### Aim of the task:
Copy out all lines with the word "emissions" in them.

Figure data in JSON
........

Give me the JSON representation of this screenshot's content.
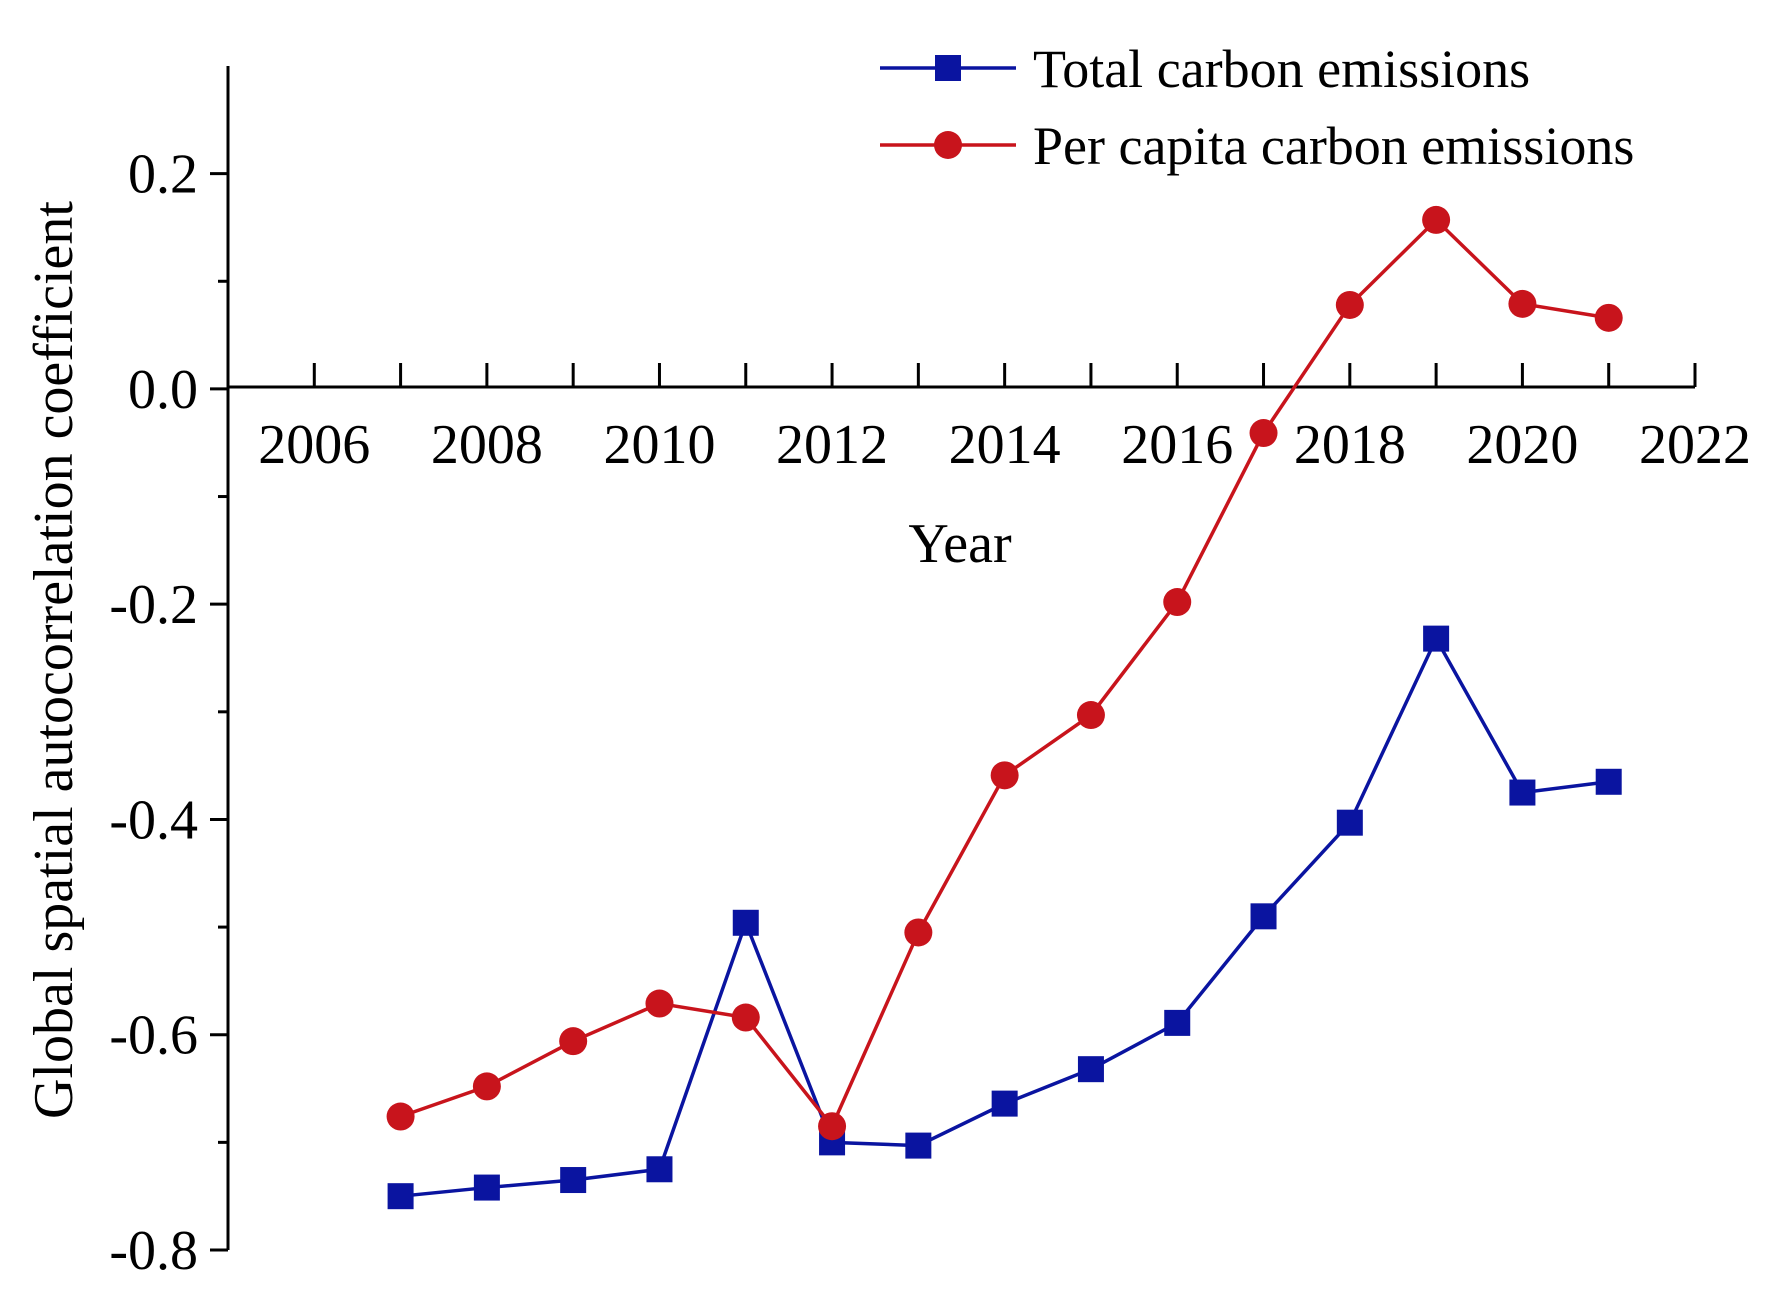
{
  "chart_data": {
    "type": "line",
    "title": "",
    "xlabel": "Year",
    "ylabel": "Global spatial autocorrelation coefficient",
    "xlim": [
      2005,
      2022
    ],
    "ylim": [
      -0.8,
      0.3
    ],
    "x_ticks": [
      2006,
      2008,
      2010,
      2012,
      2014,
      2016,
      2018,
      2020,
      2022
    ],
    "x_tick_labels": [
      "2006",
      "2008",
      "2010",
      "2012",
      "2014",
      "2016",
      "2018",
      "2020",
      "2022"
    ],
    "y_ticks": [
      0.2,
      0.0,
      -0.2,
      -0.4,
      -0.6,
      -0.8
    ],
    "y_tick_labels": [
      "0.2",
      "0.0",
      "-0.2",
      "-0.4",
      "-0.6",
      "-0.8"
    ],
    "grid": false,
    "legend_position": "top-right",
    "x": [
      2007,
      2008,
      2009,
      2010,
      2011,
      2012,
      2013,
      2014,
      2015,
      2016,
      2017,
      2018,
      2019,
      2020,
      2021
    ],
    "series": [
      {
        "name": "Total carbon emissions",
        "color": "#0a14a0",
        "marker": "square",
        "values": [
          -0.75,
          -0.742,
          -0.735,
          -0.725,
          -0.496,
          -0.7,
          -0.703,
          -0.664,
          -0.632,
          -0.589,
          -0.49,
          -0.403,
          -0.232,
          -0.375,
          -0.365
        ]
      },
      {
        "name": "Per capita carbon emissions",
        "color": "#c8141c",
        "marker": "circle",
        "values": [
          -0.676,
          -0.648,
          -0.606,
          -0.571,
          -0.584,
          -0.685,
          -0.505,
          -0.359,
          -0.303,
          -0.198,
          -0.041,
          0.078,
          0.157,
          0.079,
          0.066
        ]
      }
    ]
  }
}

........

### Answer in full:
        "name": "Total carbon emissions",
        "name": "Per capita carbon emissions",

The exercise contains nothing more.